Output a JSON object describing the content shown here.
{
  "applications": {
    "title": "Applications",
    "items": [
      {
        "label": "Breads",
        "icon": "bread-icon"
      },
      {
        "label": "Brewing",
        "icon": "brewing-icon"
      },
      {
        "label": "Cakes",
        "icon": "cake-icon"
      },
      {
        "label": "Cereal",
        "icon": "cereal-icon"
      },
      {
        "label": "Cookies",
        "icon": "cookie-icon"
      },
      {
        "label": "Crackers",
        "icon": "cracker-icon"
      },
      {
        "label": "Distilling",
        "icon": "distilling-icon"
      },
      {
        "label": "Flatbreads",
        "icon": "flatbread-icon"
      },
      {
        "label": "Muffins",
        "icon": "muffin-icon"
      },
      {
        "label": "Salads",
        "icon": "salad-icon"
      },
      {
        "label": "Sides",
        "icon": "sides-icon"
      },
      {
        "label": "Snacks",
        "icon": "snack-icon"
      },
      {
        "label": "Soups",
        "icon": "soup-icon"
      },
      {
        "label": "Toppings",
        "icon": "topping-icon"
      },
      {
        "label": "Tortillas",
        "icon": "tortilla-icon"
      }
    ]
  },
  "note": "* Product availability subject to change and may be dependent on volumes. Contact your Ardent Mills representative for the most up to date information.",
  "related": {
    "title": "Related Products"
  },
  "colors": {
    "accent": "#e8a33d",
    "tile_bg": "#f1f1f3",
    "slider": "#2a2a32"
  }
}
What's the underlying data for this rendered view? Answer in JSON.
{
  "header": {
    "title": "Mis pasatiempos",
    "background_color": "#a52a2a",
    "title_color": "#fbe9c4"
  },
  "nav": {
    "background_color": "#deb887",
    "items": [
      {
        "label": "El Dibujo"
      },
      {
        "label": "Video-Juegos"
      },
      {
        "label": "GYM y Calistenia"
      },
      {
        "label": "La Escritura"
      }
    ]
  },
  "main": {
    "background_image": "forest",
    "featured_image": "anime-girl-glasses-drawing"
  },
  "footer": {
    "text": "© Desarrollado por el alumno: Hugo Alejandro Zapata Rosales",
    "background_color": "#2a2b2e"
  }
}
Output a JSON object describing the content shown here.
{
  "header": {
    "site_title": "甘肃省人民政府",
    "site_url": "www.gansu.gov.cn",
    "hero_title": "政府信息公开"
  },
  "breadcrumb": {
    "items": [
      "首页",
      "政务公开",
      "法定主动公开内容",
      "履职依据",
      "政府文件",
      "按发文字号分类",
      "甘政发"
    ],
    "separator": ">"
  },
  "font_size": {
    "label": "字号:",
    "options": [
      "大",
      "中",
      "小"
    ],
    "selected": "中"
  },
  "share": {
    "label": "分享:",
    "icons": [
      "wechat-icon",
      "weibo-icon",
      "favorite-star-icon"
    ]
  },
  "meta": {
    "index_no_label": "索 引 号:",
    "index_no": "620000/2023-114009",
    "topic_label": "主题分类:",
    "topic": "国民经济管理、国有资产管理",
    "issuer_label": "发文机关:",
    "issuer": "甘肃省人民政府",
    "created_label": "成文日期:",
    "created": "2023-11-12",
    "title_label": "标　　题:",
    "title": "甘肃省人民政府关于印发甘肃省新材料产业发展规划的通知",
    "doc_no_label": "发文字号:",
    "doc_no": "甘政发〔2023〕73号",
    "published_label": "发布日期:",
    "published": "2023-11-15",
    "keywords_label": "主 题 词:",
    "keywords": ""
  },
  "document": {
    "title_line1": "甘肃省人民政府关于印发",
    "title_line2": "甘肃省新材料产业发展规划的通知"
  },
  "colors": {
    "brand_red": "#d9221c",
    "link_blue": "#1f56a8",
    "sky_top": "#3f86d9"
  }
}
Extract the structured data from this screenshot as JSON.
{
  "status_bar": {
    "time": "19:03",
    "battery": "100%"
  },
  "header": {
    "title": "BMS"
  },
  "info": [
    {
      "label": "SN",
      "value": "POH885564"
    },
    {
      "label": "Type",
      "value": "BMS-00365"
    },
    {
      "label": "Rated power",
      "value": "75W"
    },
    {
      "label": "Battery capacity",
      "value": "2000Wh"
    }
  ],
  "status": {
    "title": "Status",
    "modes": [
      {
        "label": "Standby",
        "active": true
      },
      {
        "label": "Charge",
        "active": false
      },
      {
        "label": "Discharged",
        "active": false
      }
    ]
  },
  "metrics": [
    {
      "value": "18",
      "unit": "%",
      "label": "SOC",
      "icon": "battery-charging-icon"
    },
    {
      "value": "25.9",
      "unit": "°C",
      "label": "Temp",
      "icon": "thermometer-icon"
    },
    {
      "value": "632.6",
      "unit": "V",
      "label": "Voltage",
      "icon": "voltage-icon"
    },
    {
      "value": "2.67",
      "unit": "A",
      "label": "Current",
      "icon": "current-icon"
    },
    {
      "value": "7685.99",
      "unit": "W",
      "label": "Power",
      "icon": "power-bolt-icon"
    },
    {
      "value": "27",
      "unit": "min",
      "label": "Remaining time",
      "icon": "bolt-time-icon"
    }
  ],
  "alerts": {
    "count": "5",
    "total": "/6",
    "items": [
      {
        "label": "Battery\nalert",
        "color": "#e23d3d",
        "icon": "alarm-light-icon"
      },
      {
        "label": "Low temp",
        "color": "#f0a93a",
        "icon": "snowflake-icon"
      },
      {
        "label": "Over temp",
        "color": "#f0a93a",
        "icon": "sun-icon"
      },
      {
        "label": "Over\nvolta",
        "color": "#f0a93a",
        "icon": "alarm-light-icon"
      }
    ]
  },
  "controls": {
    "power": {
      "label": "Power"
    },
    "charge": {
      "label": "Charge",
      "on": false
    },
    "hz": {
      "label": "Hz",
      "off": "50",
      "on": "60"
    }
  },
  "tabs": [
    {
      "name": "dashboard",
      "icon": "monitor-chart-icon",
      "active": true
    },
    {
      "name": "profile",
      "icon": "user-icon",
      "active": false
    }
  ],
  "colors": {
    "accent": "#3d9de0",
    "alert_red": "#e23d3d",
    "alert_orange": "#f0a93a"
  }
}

## TASK PROMPT
Every entry should be output exactly as written, please.

## OUTPUT OF THE EXERCISE
Output a JSON object describing the content shown here.
{
  "applications": {
    "title": "Applications",
    "items": [
      {
        "label": "Breads",
        "icon": "bread-icon"
      },
      {
        "label": "Brewing",
        "icon": "brewing-icon"
      },
      {
        "label": "Cakes",
        "icon": "cake-icon"
      },
      {
        "label": "Cereal",
        "icon": "cereal-icon"
      },
      {
        "label": "Cookies",
        "icon": "cookie-icon"
      },
      {
        "label": "Crackers",
        "icon": "cracker-icon"
      },
      {
        "label": "Distilling",
        "icon": "distilling-icon"
      },
      {
        "label": "Flatbreads",
        "icon": "flatbread-icon"
      },
      {
        "label": "Muffins",
        "icon": "muffin-icon"
      },
      {
        "label": "Salads",
        "icon": "salad-icon"
      },
      {
        "label": "Sides",
        "icon": "sides-icon"
      },
      {
        "label": "Snacks",
        "icon": "snack-icon"
      },
      {
        "label": "Soups",
        "icon": "soup-icon"
      },
      {
        "label": "Toppings",
        "icon": "topping-icon"
      },
      {
        "label": "Tortillas",
        "icon": "tortilla-icon"
      }
    ]
  },
  "note": "* Product availability subject to change and may be dependent on volumes. Contact your Ardent Mills representative for the most up to date information.",
  "related": {
    "title": "Related Products"
  },
  "colors": {
    "accent": "#e8a33d",
    "tile_bg": "#f1f1f3",
    "slider": "#2a2a32"
  }
}
What's the underlying data for this rendered view? Answer in JSON.
{
  "header": {
    "title": "Mis pasatiempos",
    "background_color": "#a52a2a",
    "title_color": "#fbe9c4"
  },
  "nav": {
    "background_color": "#deb887",
    "items": [
      {
        "label": "El Dibujo"
      },
      {
        "label": "Video-Juegos"
      },
      {
        "label": "GYM y Calistenia"
      },
      {
        "label": "La Escritura"
      }
    ]
  },
  "main": {
    "background_image": "forest",
    "featured_image": "anime-girl-glasses-drawing"
  },
  "footer": {
    "text": "© Desarrollado por el alumno: Hugo Alejandro Zapata Rosales",
    "background_color": "#2a2b2e"
  }
}
Output a JSON object describing the content shown here.
{
  "header": {
    "site_title": "甘肃省人民政府",
    "site_url": "www.gansu.gov.cn",
    "hero_title": "政府信息公开"
  },
  "breadcrumb": {
    "items": [
      "首页",
      "政务公开",
      "法定主动公开内容",
      "履职依据",
      "政府文件",
      "按发文字号分类",
      "甘政发"
    ],
    "separator": ">"
  },
  "font_size": {
    "label": "字号:",
    "options": [
      "大",
      "中",
      "小"
    ],
    "selected": "中"
  },
  "share": {
    "label": "分享:",
    "icons": [
      "wechat-icon",
      "weibo-icon",
      "favorite-star-icon"
    ]
  },
  "meta": {
    "index_no_label": "索 引 号:",
    "index_no": "620000/2023-114009",
    "topic_label": "主题分类:",
    "topic": "国民经济管理、国有资产管理",
    "issuer_label": "发文机关:",
    "issuer": "甘肃省人民政府",
    "created_label": "成文日期:",
    "created": "2023-11-12",
    "title_label": "标　　题:",
    "title": "甘肃省人民政府关于印发甘肃省新材料产业发展规划的通知",
    "doc_no_label": "发文字号:",
    "doc_no": "甘政发〔2023〕73号",
    "published_label": "发布日期:",
    "published": "2023-11-15",
    "keywords_label": "主 题 词:",
    "keywords": ""
  },
  "document": {
    "title_line1": "甘肃省人民政府关于印发",
    "title_line2": "甘肃省新材料产业发展规划的通知"
  },
  "colors": {
    "brand_red": "#d9221c",
    "link_blue": "#1f56a8",
    "sky_top": "#3f86d9"
  }
}
Extract the structured data from this screenshot as JSON.
{
  "status_bar": {
    "time": "19:03",
    "battery": "100%"
  },
  "header": {
    "title": "BMS"
  },
  "info": [
    {
      "label": "SN",
      "value": "POH885564"
    },
    {
      "label": "Type",
      "value": "BMS-00365"
    },
    {
      "label": "Rated power",
      "value": "75W"
    },
    {
      "label": "Battery capacity",
      "value": "2000Wh"
    }
  ],
  "status": {
    "title": "Status",
    "modes": [
      {
        "label": "Standby",
        "active": true
      },
      {
        "label": "Charge",
        "active": false
      },
      {
        "label": "Discharged",
        "active": false
      }
    ]
  },
  "metrics": [
    {
      "value": "18",
      "unit": "%",
      "label": "SOC",
      "icon": "battery-charging-icon"
    },
    {
      "value": "25.9",
      "unit": "°C",
      "label": "Temp",
      "icon": "thermometer-icon"
    },
    {
      "value": "632.6",
      "unit": "V",
      "label": "Voltage",
      "icon": "voltage-icon"
    },
    {
      "value": "2.67",
      "unit": "A",
      "label": "Current",
      "icon": "current-icon"
    },
    {
      "value": "7685.99",
      "unit": "W",
      "label": "Power",
      "icon": "power-bolt-icon"
    },
    {
      "value": "27",
      "unit": "min",
      "label": "Remaining time",
      "icon": "bolt-time-icon"
    }
  ],
  "alerts": {
    "count": "5",
    "total": "/6",
    "items": [
      {
        "label": "Battery\nalert",
        "color": "#e23d3d",
        "icon": "alarm-light-icon"
      },
      {
        "label": "Low temp",
        "color": "#f0a93a",
        "icon": "snowflake-icon"
      },
      {
        "label": "Over temp",
        "color": "#f0a93a",
        "icon": "sun-icon"
      },
      {
        "label": "Over\nvolta",
        "color": "#f0a93a",
        "icon": "alarm-light-icon"
      }
    ]
  },
  "controls": {
    "power": {
      "label": "Power"
    },
    "charge": {
      "label": "Charge",
      "on": false
    },
    "hz": {
      "label": "Hz",
      "off": "50",
      "on": "60"
    }
  },
  "tabs": [
    {
      "name": "dashboard",
      "icon": "monitor-chart-icon",
      "active": true
    },
    {
      "name": "profile",
      "icon": "user-icon",
      "active": false
    }
  ],
  "colors": {
    "accent": "#3d9de0",
    "alert_red": "#e23d3d",
    "alert_orange": "#f0a93a"
  }
}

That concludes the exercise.